• Given instruction
Copy the data precisely, character for character, and leave out every picture.
==============================
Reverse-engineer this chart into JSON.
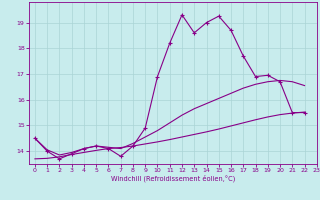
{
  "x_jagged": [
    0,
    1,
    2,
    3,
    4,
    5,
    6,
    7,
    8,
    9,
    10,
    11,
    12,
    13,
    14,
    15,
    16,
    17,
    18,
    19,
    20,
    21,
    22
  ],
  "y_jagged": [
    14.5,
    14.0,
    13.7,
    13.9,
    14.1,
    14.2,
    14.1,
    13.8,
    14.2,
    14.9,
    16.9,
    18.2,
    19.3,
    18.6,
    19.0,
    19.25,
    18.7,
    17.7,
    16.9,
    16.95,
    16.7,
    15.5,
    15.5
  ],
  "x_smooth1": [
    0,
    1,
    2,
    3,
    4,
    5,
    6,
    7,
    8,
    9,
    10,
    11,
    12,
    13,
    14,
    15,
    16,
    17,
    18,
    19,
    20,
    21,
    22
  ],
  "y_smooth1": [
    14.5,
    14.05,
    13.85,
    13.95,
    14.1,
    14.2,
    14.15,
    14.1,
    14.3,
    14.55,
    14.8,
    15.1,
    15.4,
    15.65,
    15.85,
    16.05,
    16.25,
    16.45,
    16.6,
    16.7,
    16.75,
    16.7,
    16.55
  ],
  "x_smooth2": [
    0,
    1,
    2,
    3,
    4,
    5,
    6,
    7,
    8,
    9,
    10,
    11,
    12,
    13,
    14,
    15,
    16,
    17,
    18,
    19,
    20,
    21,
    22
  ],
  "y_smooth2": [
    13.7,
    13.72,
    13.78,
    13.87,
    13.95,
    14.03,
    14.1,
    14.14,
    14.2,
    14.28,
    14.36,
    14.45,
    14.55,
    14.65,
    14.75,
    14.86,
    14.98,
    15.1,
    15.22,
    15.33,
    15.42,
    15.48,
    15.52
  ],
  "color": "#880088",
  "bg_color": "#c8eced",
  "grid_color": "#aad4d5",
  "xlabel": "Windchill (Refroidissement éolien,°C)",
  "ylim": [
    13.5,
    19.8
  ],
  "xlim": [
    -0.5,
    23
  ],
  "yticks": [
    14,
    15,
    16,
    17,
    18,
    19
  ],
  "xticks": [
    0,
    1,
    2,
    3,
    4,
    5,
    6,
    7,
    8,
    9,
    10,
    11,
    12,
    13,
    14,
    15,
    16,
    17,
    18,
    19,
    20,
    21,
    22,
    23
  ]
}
==============================
• Solved exercise
Reverse-engineer this chart into JSON.
{
  "x_jagged": [
    0,
    1,
    2,
    3,
    4,
    5,
    6,
    7,
    8,
    9,
    10,
    11,
    12,
    13,
    14,
    15,
    16,
    17,
    18,
    19,
    20,
    21,
    22
  ],
  "y_jagged": [
    14.5,
    14.0,
    13.7,
    13.9,
    14.1,
    14.2,
    14.1,
    13.8,
    14.2,
    14.9,
    16.9,
    18.2,
    19.3,
    18.6,
    19.0,
    19.25,
    18.7,
    17.7,
    16.9,
    16.95,
    16.7,
    15.5,
    15.5
  ],
  "x_smooth1": [
    0,
    1,
    2,
    3,
    4,
    5,
    6,
    7,
    8,
    9,
    10,
    11,
    12,
    13,
    14,
    15,
    16,
    17,
    18,
    19,
    20,
    21,
    22
  ],
  "y_smooth1": [
    14.5,
    14.05,
    13.85,
    13.95,
    14.1,
    14.2,
    14.15,
    14.1,
    14.3,
    14.55,
    14.8,
    15.1,
    15.4,
    15.65,
    15.85,
    16.05,
    16.25,
    16.45,
    16.6,
    16.7,
    16.75,
    16.7,
    16.55
  ],
  "x_smooth2": [
    0,
    1,
    2,
    3,
    4,
    5,
    6,
    7,
    8,
    9,
    10,
    11,
    12,
    13,
    14,
    15,
    16,
    17,
    18,
    19,
    20,
    21,
    22
  ],
  "y_smooth2": [
    13.7,
    13.72,
    13.78,
    13.87,
    13.95,
    14.03,
    14.1,
    14.14,
    14.2,
    14.28,
    14.36,
    14.45,
    14.55,
    14.65,
    14.75,
    14.86,
    14.98,
    15.1,
    15.22,
    15.33,
    15.42,
    15.48,
    15.52
  ],
  "color": "#880088",
  "bg_color": "#c8eced",
  "grid_color": "#aad4d5",
  "xlabel": "Windchill (Refroidissement éolien,°C)",
  "ylim": [
    13.5,
    19.8
  ],
  "xlim": [
    -0.5,
    23
  ],
  "yticks": [
    14,
    15,
    16,
    17,
    18,
    19
  ],
  "xticks": [
    0,
    1,
    2,
    3,
    4,
    5,
    6,
    7,
    8,
    9,
    10,
    11,
    12,
    13,
    14,
    15,
    16,
    17,
    18,
    19,
    20,
    21,
    22,
    23
  ]
}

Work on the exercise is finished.